§ **Problem to work on**
Please print the full listing exactly.

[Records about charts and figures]

------------------------------------------------------------------------

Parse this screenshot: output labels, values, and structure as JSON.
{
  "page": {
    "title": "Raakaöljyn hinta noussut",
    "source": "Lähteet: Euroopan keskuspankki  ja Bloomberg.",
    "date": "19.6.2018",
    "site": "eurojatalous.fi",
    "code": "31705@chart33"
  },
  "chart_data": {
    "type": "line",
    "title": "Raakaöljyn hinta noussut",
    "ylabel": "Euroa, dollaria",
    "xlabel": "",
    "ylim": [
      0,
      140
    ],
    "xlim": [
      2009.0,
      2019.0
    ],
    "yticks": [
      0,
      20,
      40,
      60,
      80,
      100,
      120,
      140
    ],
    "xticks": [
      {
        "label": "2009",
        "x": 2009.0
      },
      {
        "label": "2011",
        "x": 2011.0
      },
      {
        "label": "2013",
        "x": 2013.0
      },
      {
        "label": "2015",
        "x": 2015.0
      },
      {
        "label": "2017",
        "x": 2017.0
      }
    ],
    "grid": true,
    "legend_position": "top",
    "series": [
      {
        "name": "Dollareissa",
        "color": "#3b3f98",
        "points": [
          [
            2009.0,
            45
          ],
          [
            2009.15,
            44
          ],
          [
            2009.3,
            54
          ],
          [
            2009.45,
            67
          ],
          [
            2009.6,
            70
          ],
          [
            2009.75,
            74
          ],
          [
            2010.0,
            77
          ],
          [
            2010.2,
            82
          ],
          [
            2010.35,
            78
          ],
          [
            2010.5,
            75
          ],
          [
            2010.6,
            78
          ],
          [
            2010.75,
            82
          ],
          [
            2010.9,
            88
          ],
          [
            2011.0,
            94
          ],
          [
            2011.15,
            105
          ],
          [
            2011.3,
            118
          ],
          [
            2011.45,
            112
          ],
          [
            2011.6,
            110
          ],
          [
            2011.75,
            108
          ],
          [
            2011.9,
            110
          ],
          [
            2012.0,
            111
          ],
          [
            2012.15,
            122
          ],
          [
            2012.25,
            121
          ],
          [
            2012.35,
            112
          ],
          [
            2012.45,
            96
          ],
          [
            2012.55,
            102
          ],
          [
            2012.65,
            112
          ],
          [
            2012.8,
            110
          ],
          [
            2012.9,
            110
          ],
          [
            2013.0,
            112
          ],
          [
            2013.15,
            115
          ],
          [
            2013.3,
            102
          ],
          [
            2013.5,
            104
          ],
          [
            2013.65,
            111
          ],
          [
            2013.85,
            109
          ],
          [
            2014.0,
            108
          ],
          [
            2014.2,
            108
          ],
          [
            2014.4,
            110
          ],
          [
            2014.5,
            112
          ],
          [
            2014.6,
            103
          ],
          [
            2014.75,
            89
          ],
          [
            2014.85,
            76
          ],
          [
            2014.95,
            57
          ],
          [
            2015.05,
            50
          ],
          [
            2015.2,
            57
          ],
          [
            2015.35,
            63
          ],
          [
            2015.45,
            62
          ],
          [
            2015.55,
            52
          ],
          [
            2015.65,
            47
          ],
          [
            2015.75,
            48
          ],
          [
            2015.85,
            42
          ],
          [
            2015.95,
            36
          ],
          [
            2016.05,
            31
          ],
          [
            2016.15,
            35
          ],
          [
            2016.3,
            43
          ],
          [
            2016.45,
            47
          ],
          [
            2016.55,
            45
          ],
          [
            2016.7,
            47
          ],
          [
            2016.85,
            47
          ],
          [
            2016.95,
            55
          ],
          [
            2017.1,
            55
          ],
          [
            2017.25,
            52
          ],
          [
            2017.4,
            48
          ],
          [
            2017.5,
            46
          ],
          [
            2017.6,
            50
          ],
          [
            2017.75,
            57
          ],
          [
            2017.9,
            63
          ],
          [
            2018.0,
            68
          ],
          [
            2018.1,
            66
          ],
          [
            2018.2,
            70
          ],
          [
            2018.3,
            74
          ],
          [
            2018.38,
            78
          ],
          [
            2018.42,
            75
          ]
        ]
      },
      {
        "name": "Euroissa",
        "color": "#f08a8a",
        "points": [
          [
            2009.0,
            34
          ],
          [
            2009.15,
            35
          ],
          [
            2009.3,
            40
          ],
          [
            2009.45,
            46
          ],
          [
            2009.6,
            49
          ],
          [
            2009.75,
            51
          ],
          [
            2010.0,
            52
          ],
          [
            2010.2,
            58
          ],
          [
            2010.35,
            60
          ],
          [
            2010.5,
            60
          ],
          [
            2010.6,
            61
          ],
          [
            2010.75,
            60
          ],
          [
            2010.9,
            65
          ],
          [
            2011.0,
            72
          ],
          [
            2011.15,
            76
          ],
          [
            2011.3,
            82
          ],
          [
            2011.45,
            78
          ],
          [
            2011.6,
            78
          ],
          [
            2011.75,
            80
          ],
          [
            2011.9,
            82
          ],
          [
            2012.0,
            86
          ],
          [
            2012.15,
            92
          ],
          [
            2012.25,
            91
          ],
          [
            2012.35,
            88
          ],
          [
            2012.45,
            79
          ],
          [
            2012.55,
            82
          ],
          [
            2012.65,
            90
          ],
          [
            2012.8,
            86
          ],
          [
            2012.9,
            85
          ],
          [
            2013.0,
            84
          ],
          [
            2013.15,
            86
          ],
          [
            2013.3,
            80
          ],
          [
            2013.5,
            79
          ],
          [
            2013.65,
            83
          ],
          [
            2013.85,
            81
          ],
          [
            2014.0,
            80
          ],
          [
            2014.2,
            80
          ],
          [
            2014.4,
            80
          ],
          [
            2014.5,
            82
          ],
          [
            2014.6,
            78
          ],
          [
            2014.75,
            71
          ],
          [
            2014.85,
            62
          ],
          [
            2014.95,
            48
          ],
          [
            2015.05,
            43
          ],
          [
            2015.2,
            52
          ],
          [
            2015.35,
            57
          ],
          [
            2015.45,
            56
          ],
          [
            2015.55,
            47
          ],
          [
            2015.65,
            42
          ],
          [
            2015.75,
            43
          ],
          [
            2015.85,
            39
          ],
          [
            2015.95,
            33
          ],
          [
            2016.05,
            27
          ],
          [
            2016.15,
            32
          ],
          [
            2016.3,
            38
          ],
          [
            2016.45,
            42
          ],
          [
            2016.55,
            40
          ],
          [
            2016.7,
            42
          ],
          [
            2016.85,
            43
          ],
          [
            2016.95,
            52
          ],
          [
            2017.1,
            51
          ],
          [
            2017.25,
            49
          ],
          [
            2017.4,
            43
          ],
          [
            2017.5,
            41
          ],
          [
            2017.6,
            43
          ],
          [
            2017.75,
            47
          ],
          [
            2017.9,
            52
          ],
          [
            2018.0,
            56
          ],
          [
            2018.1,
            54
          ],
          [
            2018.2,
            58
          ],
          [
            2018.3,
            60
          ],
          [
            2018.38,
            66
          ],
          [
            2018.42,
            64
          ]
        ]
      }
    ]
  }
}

------------------------------------------------------------------------

§ **Written response**
Parse this screenshot: output labels, values, and structure as JSON.
{
  "page": {
    "title": "Raakaöljyn hinta noussut",
    "source": "Lähteet: Euroopan keskuspankki  ja Bloomberg.",
    "date": "19.6.2018",
    "site": "eurojatalous.fi",
    "code": "31705@chart33"
  },
  "chart_data": {
    "type": "line",
    "title": "Raakaöljyn hinta noussut",
    "ylabel": "Euroa, dollaria",
    "xlabel": "",
    "ylim": [
      0,
      140
    ],
    "xlim": [
      2009.0,
      2019.0
    ],
    "yticks": [
      0,
      20,
      40,
      60,
      80,
      100,
      120,
      140
    ],
    "xticks": [
      {
        "label": "2009",
        "x": 2009.0
      },
      {
        "label": "2011",
        "x": 2011.0
      },
      {
        "label": "2013",
        "x": 2013.0
      },
      {
        "label": "2015",
        "x": 2015.0
      },
      {
        "label": "2017",
        "x": 2017.0
      }
    ],
    "grid": true,
    "legend_position": "top",
    "series": [
      {
        "name": "Dollareissa",
        "color": "#3b3f98",
        "points": [
          [
            2009.0,
            45
          ],
          [
            2009.15,
            44
          ],
          [
            2009.3,
            54
          ],
          [
            2009.45,
            67
          ],
          [
            2009.6,
            70
          ],
          [
            2009.75,
            74
          ],
          [
            2010.0,
            77
          ],
          [
            2010.2,
            82
          ],
          [
            2010.35,
            78
          ],
          [
            2010.5,
            75
          ],
          [
            2010.6,
            78
          ],
          [
            2010.75,
            82
          ],
          [
            2010.9,
            88
          ],
          [
            2011.0,
            94
          ],
          [
            2011.15,
            105
          ],
          [
            2011.3,
            118
          ],
          [
            2011.45,
            112
          ],
          [
            2011.6,
            110
          ],
          [
            2011.75,
            108
          ],
          [
            2011.9,
            110
          ],
          [
            2012.0,
            111
          ],
          [
            2012.15,
            122
          ],
          [
            2012.25,
            121
          ],
          [
            2012.35,
            112
          ],
          [
            2012.45,
            96
          ],
          [
            2012.55,
            102
          ],
          [
            2012.65,
            112
          ],
          [
            2012.8,
            110
          ],
          [
            2012.9,
            110
          ],
          [
            2013.0,
            112
          ],
          [
            2013.15,
            115
          ],
          [
            2013.3,
            102
          ],
          [
            2013.5,
            104
          ],
          [
            2013.65,
            111
          ],
          [
            2013.85,
            109
          ],
          [
            2014.0,
            108
          ],
          [
            2014.2,
            108
          ],
          [
            2014.4,
            110
          ],
          [
            2014.5,
            112
          ],
          [
            2014.6,
            103
          ],
          [
            2014.75,
            89
          ],
          [
            2014.85,
            76
          ],
          [
            2014.95,
            57
          ],
          [
            2015.05,
            50
          ],
          [
            2015.2,
            57
          ],
          [
            2015.35,
            63
          ],
          [
            2015.45,
            62
          ],
          [
            2015.55,
            52
          ],
          [
            2015.65,
            47
          ],
          [
            2015.75,
            48
          ],
          [
            2015.85,
            42
          ],
          [
            2015.95,
            36
          ],
          [
            2016.05,
            31
          ],
          [
            2016.15,
            35
          ],
          [
            2016.3,
            43
          ],
          [
            2016.45,
            47
          ],
          [
            2016.55,
            45
          ],
          [
            2016.7,
            47
          ],
          [
            2016.85,
            47
          ],
          [
            2016.95,
            55
          ],
          [
            2017.1,
            55
          ],
          [
            2017.25,
            52
          ],
          [
            2017.4,
            48
          ],
          [
            2017.5,
            46
          ],
          [
            2017.6,
            50
          ],
          [
            2017.75,
            57
          ],
          [
            2017.9,
            63
          ],
          [
            2018.0,
            68
          ],
          [
            2018.1,
            66
          ],
          [
            2018.2,
            70
          ],
          [
            2018.3,
            74
          ],
          [
            2018.38,
            78
          ],
          [
            2018.42,
            75
          ]
        ]
      },
      {
        "name": "Euroissa",
        "color": "#f08a8a",
        "points": [
          [
            2009.0,
            34
          ],
          [
            2009.15,
            35
          ],
          [
            2009.3,
            40
          ],
          [
            2009.45,
            46
          ],
          [
            2009.6,
            49
          ],
          [
            2009.75,
            51
          ],
          [
            2010.0,
            52
          ],
          [
            2010.2,
            58
          ],
          [
            2010.35,
            60
          ],
          [
            2010.5,
            60
          ],
          [
            2010.6,
            61
          ],
          [
            2010.75,
            60
          ],
          [
            2010.9,
            65
          ],
          [
            2011.0,
            72
          ],
          [
            2011.15,
            76
          ],
          [
            2011.3,
            82
          ],
          [
            2011.45,
            78
          ],
          [
            2011.6,
            78
          ],
          [
            2011.75,
            80
          ],
          [
            2011.9,
            82
          ],
          [
            2012.0,
            86
          ],
          [
            2012.15,
            92
          ],
          [
            2012.25,
            91
          ],
          [
            2012.35,
            88
          ],
          [
            2012.45,
            79
          ],
          [
            2012.55,
            82
          ],
          [
            2012.65,
            90
          ],
          [
            2012.8,
            86
          ],
          [
            2012.9,
            85
          ],
          [
            2013.0,
            84
          ],
          [
            2013.15,
            86
          ],
          [
            2013.3,
            80
          ],
          [
            2013.5,
            79
          ],
          [
            2013.65,
            83
          ],
          [
            2013.85,
            81
          ],
          [
            2014.0,
            80
          ],
          [
            2014.2,
            80
          ],
          [
            2014.4,
            80
          ],
          [
            2014.5,
            82
          ],
          [
            2014.6,
            78
          ],
          [
            2014.75,
            71
          ],
          [
            2014.85,
            62
          ],
          [
            2014.95,
            48
          ],
          [
            2015.05,
            43
          ],
          [
            2015.2,
            52
          ],
          [
            2015.35,
            57
          ],
          [
            2015.45,
            56
          ],
          [
            2015.55,
            47
          ],
          [
            2015.65,
            42
          ],
          [
            2015.75,
            43
          ],
          [
            2015.85,
            39
          ],
          [
            2015.95,
            33
          ],
          [
            2016.05,
            27
          ],
          [
            2016.15,
            32
          ],
          [
            2016.3,
            38
          ],
          [
            2016.45,
            42
          ],
          [
            2016.55,
            40
          ],
          [
            2016.7,
            42
          ],
          [
            2016.85,
            43
          ],
          [
            2016.95,
            52
          ],
          [
            2017.1,
            51
          ],
          [
            2017.25,
            49
          ],
          [
            2017.4,
            43
          ],
          [
            2017.5,
            41
          ],
          [
            2017.6,
            43
          ],
          [
            2017.75,
            47
          ],
          [
            2017.9,
            52
          ],
          [
            2018.0,
            56
          ],
          [
            2018.1,
            54
          ],
          [
            2018.2,
            58
          ],
          [
            2018.3,
            60
          ],
          [
            2018.38,
            66
          ],
          [
            2018.42,
            64
          ]
        ]
      }
    ]
  }
}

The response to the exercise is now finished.